++++ Records for the task ++++

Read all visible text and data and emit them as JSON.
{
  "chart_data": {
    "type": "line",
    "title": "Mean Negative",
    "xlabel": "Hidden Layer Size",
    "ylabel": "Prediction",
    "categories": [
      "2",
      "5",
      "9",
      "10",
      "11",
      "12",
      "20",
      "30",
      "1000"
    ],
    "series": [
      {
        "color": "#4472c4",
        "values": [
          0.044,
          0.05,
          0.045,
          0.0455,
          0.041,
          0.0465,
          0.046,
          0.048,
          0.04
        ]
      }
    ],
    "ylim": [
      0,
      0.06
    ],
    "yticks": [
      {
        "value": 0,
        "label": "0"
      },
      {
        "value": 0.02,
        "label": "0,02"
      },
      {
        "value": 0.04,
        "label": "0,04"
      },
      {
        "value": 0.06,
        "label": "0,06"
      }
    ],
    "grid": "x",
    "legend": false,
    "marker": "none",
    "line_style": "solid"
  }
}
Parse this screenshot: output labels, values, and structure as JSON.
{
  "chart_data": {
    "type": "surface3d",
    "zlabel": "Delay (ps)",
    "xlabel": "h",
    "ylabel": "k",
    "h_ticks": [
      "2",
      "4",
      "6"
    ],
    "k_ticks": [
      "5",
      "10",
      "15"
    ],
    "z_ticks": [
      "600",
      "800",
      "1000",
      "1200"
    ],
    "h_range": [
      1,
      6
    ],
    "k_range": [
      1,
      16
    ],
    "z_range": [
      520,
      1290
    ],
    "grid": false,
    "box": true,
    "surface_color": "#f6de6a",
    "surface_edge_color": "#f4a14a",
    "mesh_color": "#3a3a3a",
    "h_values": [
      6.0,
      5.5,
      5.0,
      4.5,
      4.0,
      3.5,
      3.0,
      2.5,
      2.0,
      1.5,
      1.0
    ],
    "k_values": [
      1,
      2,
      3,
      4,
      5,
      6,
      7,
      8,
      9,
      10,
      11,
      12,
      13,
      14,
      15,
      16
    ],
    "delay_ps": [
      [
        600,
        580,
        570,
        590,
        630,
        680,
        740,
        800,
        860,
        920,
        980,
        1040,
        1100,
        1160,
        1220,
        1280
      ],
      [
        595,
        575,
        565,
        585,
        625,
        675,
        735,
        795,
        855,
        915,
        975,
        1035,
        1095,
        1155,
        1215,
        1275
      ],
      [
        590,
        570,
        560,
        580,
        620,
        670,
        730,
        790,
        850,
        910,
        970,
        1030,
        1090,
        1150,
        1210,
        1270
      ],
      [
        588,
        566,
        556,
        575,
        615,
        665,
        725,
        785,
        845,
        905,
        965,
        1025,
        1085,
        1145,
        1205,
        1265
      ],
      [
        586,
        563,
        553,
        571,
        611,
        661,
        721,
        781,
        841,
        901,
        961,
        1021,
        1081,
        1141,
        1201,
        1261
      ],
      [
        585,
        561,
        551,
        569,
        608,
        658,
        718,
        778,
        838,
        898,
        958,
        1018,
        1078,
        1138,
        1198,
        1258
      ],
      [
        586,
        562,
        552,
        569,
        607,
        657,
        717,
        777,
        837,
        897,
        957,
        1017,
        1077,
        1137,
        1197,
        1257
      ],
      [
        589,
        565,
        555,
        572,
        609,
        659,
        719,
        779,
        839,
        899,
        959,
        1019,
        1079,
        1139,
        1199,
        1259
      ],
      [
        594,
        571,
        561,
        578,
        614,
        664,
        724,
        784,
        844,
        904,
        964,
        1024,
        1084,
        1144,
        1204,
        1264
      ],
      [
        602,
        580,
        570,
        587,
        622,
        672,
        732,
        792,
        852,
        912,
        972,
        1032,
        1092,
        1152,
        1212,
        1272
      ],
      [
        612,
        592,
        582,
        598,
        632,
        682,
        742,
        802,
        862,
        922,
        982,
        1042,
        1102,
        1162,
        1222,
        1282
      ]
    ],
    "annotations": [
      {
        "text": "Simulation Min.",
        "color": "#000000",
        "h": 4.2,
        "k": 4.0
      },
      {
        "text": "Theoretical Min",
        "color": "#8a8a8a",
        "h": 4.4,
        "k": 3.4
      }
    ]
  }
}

++++

# [Short problem]
Set down the listing in full, keeping every word exactly as it is.

# [Answer to the problem]
Read all visible text and data and emit them as JSON.
{
  "chart_data": {
    "type": "line",
    "title": "Mean Negative",
    "xlabel": "Hidden Layer Size",
    "ylabel": "Prediction",
    "categories": [
      "2",
      "5",
      "9",
      "10",
      "11",
      "12",
      "20",
      "30",
      "1000"
    ],
    "series": [
      {
        "color": "#4472c4",
        "values": [
          0.044,
          0.05,
          0.045,
          0.0455,
          0.041,
          0.0465,
          0.046,
          0.048,
          0.04
        ]
      }
    ],
    "ylim": [
      0,
      0.06
    ],
    "yticks": [
      {
        "value": 0,
        "label": "0"
      },
      {
        "value": 0.02,
        "label": "0,02"
      },
      {
        "value": 0.04,
        "label": "0,04"
      },
      {
        "value": 0.06,
        "label": "0,06"
      }
    ],
    "grid": "x",
    "legend": false,
    "marker": "none",
    "line_style": "solid"
  }
}
Parse this screenshot: output labels, values, and structure as JSON.
{
  "chart_data": {
    "type": "surface3d",
    "zlabel": "Delay (ps)",
    "xlabel": "h",
    "ylabel": "k",
    "h_ticks": [
      "2",
      "4",
      "6"
    ],
    "k_ticks": [
      "5",
      "10",
      "15"
    ],
    "z_ticks": [
      "600",
      "800",
      "1000",
      "1200"
    ],
    "h_range": [
      1,
      6
    ],
    "k_range": [
      1,
      16
    ],
    "z_range": [
      520,
      1290
    ],
    "grid": false,
    "box": true,
    "surface_color": "#f6de6a",
    "surface_edge_color": "#f4a14a",
    "mesh_color": "#3a3a3a",
    "h_values": [
      6.0,
      5.5,
      5.0,
      4.5,
      4.0,
      3.5,
      3.0,
      2.5,
      2.0,
      1.5,
      1.0
    ],
    "k_values": [
      1,
      2,
      3,
      4,
      5,
      6,
      7,
      8,
      9,
      10,
      11,
      12,
      13,
      14,
      15,
      16
    ],
    "delay_ps": [
      [
        600,
        580,
        570,
        590,
        630,
        680,
        740,
        800,
        860,
        920,
        980,
        1040,
        1100,
        1160,
        1220,
        1280
      ],
      [
        595,
        575,
        565,
        585,
        625,
        675,
        735,
        795,
        855,
        915,
        975,
        1035,
        1095,
        1155,
        1215,
        1275
      ],
      [
        590,
        570,
        560,
        580,
        620,
        670,
        730,
        790,
        850,
        910,
        970,
        1030,
        1090,
        1150,
        1210,
        1270
      ],
      [
        588,
        566,
        556,
        575,
        615,
        665,
        725,
        785,
        845,
        905,
        965,
        1025,
        1085,
        1145,
        1205,
        1265
      ],
      [
        586,
        563,
        553,
        571,
        611,
        661,
        721,
        781,
        841,
        901,
        961,
        1021,
        1081,
        1141,
        1201,
        1261
      ],
      [
        585,
        561,
        551,
        569,
        608,
        658,
        718,
        778,
        838,
        898,
        958,
        1018,
        1078,
        1138,
        1198,
        1258
      ],
      [
        586,
        562,
        552,
        569,
        607,
        657,
        717,
        777,
        837,
        897,
        957,
        1017,
        1077,
        1137,
        1197,
        1257
      ],
      [
        589,
        565,
        555,
        572,
        609,
        659,
        719,
        779,
        839,
        899,
        959,
        1019,
        1079,
        1139,
        1199,
        1259
      ],
      [
        594,
        571,
        561,
        578,
        614,
        664,
        724,
        784,
        844,
        904,
        964,
        1024,
        1084,
        1144,
        1204,
        1264
      ],
      [
        602,
        580,
        570,
        587,
        622,
        672,
        732,
        792,
        852,
        912,
        972,
        1032,
        1092,
        1152,
        1212,
        1272
      ],
      [
        612,
        592,
        582,
        598,
        632,
        682,
        742,
        802,
        862,
        922,
        982,
        1042,
        1102,
        1162,
        1222,
        1282
      ]
    ],
    "annotations": [
      {
        "text": "Simulation Min.",
        "color": "#000000",
        "h": 4.2,
        "k": 4.0
      },
      {
        "text": "Theoretical Min",
        "color": "#8a8a8a",
        "h": 4.4,
        "k": 3.4
      }
    ]
  }
}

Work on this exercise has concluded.